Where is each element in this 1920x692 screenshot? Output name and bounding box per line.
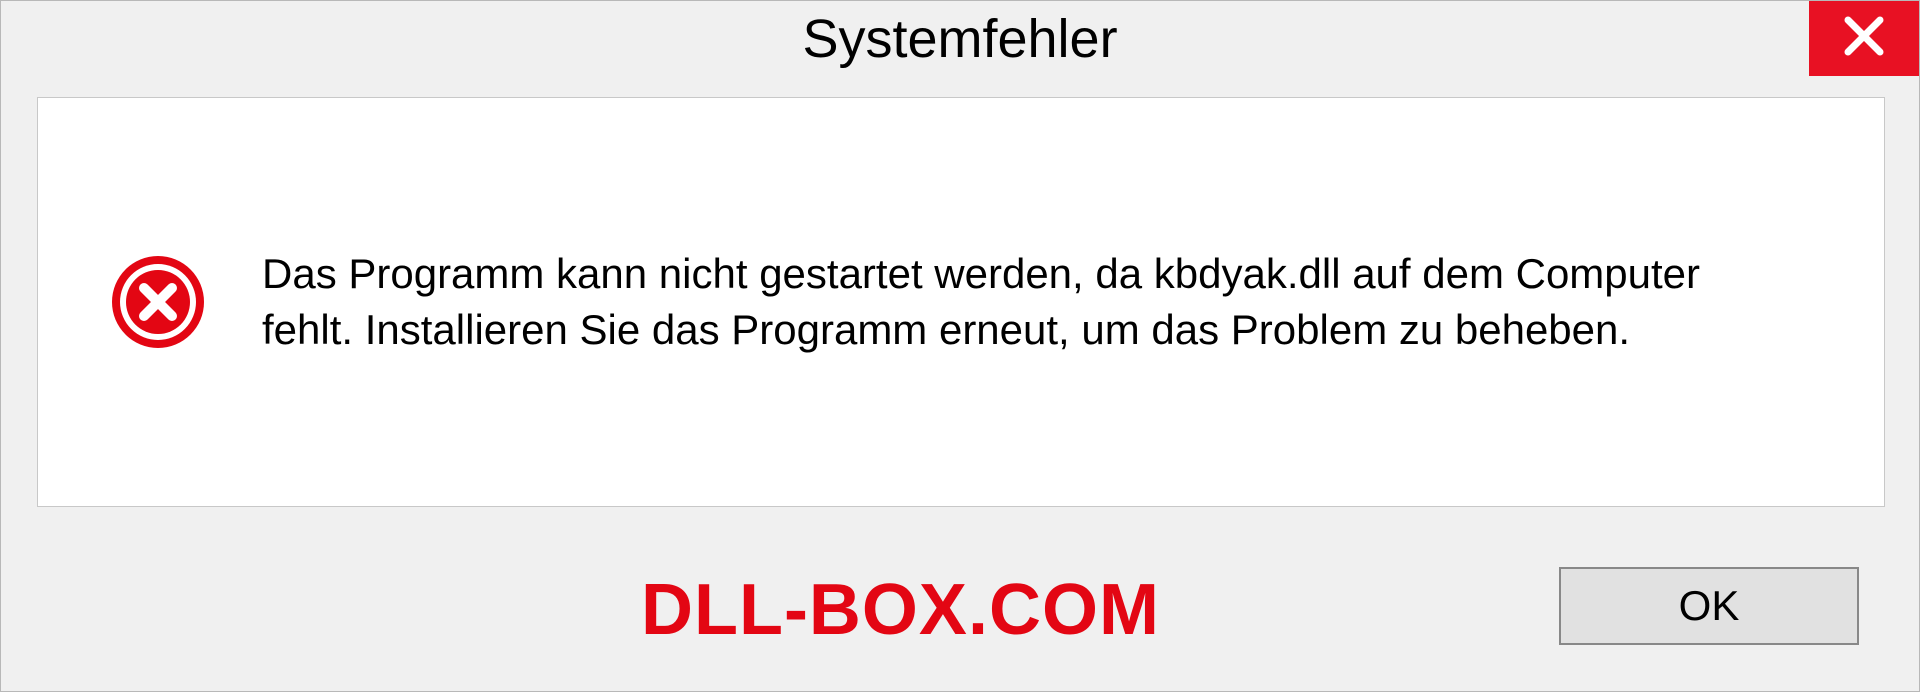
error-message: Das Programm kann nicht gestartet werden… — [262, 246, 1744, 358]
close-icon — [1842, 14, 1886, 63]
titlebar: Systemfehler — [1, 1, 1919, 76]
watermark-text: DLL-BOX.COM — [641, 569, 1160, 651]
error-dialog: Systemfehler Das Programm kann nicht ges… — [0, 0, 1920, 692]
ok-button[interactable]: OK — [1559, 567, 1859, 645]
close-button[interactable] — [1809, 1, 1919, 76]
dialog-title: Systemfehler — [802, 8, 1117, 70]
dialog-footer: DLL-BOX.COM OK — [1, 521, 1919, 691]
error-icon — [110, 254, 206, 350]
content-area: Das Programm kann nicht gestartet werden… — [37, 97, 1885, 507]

┄┄┄┄┄┄

Exercise brief
Copy the material above line for line without changing anything, and leave the picture out of your copy.

Worked solution
Where is each element in this 1920x692 screenshot? Output name and bounding box per line.
error-message: Das Programm kann nicht gestartet werden… — [262, 246, 1744, 358]
close-icon — [1842, 14, 1886, 63]
titlebar: Systemfehler — [1, 1, 1919, 76]
watermark-text: DLL-BOX.COM — [641, 569, 1160, 651]
error-dialog: Systemfehler Das Programm kann nicht ges… — [0, 0, 1920, 692]
ok-button[interactable]: OK — [1559, 567, 1859, 645]
close-button[interactable] — [1809, 1, 1919, 76]
dialog-title: Systemfehler — [802, 8, 1117, 70]
dialog-footer: DLL-BOX.COM OK — [1, 521, 1919, 691]
error-icon — [110, 254, 206, 350]
content-area: Das Programm kann nicht gestartet werden… — [37, 97, 1885, 507]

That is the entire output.